| TEKST ŹRÓDŁOWY |
....
Jak to jest właściwie z tą pozycją polskich szachów w świecie? Problem ten od czasu do czasu wraca na forum dyskusyjne i oceny są bardzo zróżnicowane.
Bartłomiej Macieja w miesięczniku „Magazyn Szachista” (wrzesień 2003) bardzo optymistycznie napisał: …polskie szachy mają się coraz lepiej i jesteśmy na jak najlepszej drodze do nawiązania do chlubnych tradycji z lat przedwojennych…”.
Przypominam, że przed II wojną światową byliśmy rzeczywiście potęgą szachową. Mieliśmy Akibę Rubinsteina i na olimpiadach szachowych zdobywaliśmy medale (np. złoto w Hamburgu 1930).
Wtedy z tą opinią Bartłomieja Maciei nie mogłem się absolutnie zgodzić, co wyraziłem w „Magazynie Szachista” (październik 2003) m.in. „Stwierdzenie, że polskie szachy stały się potęgą światową jest wyrazem bujnej wyobraźni naszego młodego arcymistrza…”.
To pasuje chyba do tego tematu: http://www.blog.konikowski.net/2012/11/18/dariusz-swiercz-jedzie-do-mariboru-po-zloty-medal/
Niema co się łudzić póki co lepiej nie będzie.
W polskich szachach jest źle. Możemy jedynie mieć nadzieję że nie będzie gorzej. Niestety obawiam się, że JKDuda w wieku 19 lat pójdzie na studia, i wkrótce zgaśnie jego wspaniała gwiazda szachowa, podobnie jak to było z innymi uzdolnionymi juniorami. Póki co, cieszmy się z osiągnięć jego, i Radka.
....
| DANE WEJŚCIOWE |
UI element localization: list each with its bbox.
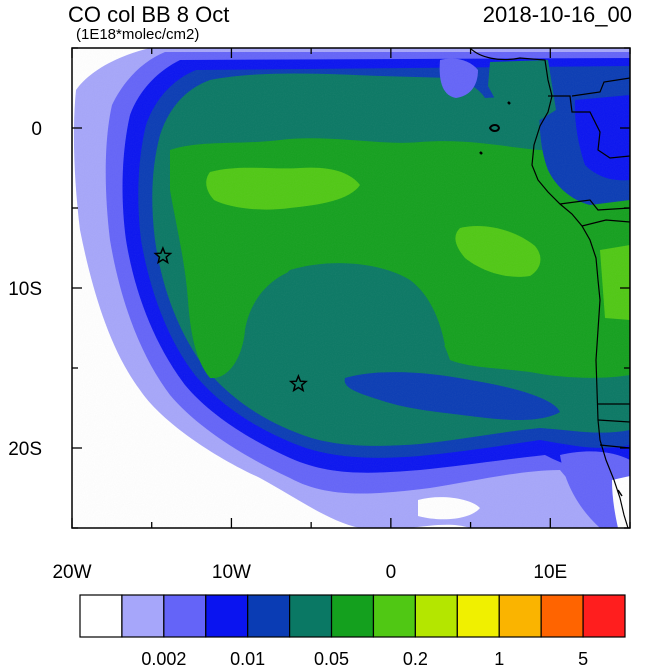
....
| ZADANIA I ĆWICZENIA |
#1 W tekście o polskich szachach zastąp „medale” wyrazem „trofea” i przepisz fragment od słów „Bartłomiej Macieja w” aż do słów „w Hamburgu 1930).” włącznie.
#2 Przetłumacz na język angielski zdanie z tekstu o polskich szachach: „Przypominam, że przed II wojną światową byliśmy rzeczywiście potęgą szachową.”

| LISTA ROZWIĄZAŃ |
#1
Bartłomiej Macieja w miesięczniku „Magazyn Szachista” (wrzesień 2003) bardzo optymistycznie napisał: …polskie szachy mają się coraz lepiej i jesteśmy na jak najlepszej drodze do nawiązania do chlubnych tradycji z lat przedwojennych…”.
Przypominam, że przed II wojną światową byliśmy rzeczywiście potęgą szachową. Mieliśmy Akibę Rubinsteina i na olimpiadach szachowych zdobywaliśmy trofea (np. złoto w Hamburgu 1930).

#2 Let me remind you that before World War II we truly were a chess power.